Exercise
Which lines of the records contain "glyph"? Collect every one of them.
□ □ □ □
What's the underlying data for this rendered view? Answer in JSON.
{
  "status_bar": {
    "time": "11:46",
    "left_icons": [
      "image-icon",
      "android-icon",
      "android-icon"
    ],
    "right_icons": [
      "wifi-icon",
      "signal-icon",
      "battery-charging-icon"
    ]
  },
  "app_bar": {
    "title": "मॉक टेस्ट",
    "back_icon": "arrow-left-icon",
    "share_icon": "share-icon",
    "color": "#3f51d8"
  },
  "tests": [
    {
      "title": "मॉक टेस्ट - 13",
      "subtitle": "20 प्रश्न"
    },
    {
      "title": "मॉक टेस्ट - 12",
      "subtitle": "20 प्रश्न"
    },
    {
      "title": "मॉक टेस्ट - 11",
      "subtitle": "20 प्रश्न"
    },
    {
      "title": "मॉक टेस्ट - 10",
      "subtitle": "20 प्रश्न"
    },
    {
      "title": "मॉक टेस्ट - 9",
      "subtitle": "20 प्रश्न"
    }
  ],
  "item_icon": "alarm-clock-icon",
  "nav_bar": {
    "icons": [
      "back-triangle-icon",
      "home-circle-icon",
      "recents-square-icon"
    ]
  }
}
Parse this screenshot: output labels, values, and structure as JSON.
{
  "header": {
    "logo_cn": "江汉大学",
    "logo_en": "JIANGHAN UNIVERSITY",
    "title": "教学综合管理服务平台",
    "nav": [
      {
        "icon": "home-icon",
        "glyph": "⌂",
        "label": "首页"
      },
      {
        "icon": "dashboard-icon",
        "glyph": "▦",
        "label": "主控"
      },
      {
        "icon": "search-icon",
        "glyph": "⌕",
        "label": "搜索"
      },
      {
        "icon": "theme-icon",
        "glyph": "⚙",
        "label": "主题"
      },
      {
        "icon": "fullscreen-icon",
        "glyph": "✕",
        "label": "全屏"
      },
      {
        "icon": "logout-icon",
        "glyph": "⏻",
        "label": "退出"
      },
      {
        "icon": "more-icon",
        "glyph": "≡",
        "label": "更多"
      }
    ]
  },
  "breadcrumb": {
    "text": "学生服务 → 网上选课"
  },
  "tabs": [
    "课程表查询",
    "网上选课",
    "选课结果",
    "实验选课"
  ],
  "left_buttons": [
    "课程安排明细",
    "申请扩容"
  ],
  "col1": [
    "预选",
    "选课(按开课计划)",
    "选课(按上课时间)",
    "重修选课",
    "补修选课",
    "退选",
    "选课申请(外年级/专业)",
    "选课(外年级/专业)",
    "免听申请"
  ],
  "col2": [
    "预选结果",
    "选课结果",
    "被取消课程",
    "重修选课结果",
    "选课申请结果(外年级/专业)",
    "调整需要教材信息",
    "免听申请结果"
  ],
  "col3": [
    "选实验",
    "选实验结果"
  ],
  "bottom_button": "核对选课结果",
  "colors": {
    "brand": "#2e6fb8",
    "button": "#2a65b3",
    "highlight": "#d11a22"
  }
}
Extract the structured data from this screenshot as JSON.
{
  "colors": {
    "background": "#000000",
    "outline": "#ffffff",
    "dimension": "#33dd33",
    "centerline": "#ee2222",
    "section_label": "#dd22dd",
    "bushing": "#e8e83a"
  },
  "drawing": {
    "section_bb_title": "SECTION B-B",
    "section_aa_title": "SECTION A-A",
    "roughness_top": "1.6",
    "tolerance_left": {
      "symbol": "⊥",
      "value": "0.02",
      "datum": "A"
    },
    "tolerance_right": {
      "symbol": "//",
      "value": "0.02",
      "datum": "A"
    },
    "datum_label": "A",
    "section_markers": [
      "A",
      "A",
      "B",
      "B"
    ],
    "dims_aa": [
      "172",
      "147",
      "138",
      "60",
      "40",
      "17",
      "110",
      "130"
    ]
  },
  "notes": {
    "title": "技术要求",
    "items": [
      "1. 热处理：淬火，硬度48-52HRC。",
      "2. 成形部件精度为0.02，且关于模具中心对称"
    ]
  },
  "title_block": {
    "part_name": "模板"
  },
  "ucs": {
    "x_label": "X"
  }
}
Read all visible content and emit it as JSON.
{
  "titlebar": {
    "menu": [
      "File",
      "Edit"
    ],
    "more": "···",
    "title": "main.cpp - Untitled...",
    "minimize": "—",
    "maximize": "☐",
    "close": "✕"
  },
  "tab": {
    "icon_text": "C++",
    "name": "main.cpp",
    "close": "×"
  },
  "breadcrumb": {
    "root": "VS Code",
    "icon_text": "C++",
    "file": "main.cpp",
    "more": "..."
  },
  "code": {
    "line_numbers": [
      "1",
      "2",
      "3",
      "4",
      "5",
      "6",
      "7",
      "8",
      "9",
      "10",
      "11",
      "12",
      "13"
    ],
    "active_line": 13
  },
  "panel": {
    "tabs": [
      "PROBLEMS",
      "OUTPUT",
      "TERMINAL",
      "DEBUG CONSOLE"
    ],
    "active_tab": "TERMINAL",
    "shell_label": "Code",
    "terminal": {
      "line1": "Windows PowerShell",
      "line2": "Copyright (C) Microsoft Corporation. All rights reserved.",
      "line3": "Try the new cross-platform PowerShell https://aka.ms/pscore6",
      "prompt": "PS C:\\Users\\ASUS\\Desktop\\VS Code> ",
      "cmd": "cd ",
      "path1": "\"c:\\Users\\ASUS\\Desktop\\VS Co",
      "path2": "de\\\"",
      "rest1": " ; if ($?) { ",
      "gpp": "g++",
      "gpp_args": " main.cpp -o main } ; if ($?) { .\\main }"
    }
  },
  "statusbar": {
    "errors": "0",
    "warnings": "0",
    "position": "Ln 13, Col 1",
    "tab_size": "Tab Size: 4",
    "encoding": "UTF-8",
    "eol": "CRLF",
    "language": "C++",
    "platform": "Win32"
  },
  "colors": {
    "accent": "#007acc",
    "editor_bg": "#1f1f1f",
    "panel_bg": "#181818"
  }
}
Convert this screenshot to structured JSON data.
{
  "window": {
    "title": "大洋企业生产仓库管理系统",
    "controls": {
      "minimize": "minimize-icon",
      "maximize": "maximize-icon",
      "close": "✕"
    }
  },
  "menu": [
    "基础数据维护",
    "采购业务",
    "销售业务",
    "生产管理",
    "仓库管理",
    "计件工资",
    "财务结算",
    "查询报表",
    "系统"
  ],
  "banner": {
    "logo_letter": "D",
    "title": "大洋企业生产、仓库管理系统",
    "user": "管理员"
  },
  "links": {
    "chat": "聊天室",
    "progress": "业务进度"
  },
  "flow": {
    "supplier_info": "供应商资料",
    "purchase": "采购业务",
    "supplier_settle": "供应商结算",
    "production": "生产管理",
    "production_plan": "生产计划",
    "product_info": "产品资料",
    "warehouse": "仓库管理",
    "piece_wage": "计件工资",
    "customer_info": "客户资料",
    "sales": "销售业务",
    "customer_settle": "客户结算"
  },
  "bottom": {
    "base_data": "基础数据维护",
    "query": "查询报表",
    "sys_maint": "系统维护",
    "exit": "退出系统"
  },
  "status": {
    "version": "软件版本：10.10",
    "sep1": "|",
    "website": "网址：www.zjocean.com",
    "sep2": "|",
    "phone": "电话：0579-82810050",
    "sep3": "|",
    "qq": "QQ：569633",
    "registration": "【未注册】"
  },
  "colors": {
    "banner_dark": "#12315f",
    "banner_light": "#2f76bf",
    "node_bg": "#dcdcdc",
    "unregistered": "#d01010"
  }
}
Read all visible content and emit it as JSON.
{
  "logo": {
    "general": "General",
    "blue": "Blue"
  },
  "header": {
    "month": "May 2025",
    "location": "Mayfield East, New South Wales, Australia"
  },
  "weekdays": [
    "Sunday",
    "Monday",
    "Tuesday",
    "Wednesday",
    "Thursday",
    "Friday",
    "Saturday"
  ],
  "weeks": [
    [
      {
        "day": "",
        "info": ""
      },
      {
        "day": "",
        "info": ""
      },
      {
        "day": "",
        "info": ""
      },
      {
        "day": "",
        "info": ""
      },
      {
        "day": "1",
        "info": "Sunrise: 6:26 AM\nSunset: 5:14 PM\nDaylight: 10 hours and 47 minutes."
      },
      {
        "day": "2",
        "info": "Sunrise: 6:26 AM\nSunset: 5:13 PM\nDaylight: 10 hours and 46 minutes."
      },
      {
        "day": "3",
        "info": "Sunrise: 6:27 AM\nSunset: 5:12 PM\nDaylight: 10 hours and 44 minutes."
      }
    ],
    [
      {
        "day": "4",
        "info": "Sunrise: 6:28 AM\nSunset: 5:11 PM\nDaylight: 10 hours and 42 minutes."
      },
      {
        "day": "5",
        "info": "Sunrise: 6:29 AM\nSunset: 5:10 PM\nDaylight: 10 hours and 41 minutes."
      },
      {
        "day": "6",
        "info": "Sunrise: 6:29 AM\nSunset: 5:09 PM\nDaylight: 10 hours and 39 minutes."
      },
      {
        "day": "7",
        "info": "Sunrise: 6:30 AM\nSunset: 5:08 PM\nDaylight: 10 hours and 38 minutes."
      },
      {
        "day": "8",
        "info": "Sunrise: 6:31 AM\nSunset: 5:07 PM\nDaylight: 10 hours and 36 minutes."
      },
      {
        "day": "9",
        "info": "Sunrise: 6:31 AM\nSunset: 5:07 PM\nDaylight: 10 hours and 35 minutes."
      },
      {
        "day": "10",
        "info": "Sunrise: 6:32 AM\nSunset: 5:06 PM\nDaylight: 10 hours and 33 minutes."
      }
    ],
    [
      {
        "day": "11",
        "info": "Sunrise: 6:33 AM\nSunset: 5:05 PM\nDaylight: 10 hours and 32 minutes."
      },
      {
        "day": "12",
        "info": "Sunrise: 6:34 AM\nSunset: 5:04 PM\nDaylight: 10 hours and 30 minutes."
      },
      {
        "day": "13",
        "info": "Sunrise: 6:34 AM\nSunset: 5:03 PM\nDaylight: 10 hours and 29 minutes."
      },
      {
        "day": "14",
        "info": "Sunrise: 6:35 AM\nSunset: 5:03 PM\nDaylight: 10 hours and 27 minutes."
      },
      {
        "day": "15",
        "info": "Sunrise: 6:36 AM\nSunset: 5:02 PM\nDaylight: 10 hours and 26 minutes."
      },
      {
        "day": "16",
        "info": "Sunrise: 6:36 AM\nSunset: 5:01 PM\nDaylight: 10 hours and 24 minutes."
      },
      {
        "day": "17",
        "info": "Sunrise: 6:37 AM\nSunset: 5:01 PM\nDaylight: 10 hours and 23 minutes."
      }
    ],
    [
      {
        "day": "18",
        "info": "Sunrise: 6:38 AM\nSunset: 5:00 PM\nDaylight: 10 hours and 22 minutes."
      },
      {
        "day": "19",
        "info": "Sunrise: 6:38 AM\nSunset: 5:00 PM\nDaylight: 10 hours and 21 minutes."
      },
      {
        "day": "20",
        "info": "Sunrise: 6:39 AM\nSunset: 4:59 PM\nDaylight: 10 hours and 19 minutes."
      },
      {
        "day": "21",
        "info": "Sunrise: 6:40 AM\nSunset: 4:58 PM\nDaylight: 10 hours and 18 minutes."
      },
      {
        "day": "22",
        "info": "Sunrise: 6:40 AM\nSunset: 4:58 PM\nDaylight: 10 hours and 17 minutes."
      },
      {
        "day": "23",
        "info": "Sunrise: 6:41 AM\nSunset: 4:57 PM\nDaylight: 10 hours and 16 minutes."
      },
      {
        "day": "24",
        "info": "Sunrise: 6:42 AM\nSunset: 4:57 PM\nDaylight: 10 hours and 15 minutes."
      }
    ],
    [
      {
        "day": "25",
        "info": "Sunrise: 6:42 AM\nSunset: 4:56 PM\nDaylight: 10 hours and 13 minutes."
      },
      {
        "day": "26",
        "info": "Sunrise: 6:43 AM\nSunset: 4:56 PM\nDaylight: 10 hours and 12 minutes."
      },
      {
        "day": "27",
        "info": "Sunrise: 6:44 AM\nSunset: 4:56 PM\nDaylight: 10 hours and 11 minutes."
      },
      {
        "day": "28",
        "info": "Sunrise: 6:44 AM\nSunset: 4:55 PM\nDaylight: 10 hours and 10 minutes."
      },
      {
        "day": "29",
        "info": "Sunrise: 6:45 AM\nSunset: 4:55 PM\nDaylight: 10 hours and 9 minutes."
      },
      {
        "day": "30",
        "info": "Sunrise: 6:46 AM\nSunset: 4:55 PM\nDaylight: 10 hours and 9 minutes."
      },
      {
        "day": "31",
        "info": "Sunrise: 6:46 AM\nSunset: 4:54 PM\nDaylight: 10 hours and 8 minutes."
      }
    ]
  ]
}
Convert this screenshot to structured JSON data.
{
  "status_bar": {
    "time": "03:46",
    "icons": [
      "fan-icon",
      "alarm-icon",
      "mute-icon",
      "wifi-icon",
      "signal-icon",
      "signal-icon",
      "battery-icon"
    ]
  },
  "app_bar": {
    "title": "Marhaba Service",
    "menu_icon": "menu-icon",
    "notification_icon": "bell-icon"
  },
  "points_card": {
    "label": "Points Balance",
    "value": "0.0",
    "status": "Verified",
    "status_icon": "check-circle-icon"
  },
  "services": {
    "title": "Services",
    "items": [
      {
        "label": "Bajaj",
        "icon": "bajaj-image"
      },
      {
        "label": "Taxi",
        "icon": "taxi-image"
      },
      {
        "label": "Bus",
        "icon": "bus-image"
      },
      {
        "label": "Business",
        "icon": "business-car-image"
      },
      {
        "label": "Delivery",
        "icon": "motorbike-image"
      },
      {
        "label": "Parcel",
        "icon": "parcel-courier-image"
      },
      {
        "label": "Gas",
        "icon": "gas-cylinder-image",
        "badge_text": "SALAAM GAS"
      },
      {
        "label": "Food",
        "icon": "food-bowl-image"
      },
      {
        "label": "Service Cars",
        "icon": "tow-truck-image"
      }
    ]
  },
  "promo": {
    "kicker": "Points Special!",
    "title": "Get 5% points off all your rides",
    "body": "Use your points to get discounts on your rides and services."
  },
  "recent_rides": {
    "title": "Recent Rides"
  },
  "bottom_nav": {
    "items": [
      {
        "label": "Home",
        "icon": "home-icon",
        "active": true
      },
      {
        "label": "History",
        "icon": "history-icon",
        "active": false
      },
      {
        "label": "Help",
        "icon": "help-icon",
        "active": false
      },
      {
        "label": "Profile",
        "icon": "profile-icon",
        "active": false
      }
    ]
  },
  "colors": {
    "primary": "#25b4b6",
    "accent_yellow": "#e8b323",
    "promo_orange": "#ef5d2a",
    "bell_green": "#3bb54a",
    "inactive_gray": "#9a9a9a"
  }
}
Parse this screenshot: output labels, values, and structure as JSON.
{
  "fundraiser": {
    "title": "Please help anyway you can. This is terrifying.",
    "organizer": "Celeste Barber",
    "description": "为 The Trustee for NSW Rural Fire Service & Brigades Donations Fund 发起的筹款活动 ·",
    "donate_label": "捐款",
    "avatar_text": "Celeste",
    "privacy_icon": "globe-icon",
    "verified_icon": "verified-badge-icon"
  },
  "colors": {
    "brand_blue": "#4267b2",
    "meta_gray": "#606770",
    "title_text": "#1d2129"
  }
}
□ □ □ □
Reply
        "glyph": "⌂",
        "glyph": "▦",
        "glyph": "⌕",
        "glyph": "⚙",
        "glyph": "✕",
        "glyph": "⏻",
        "glyph": "≡",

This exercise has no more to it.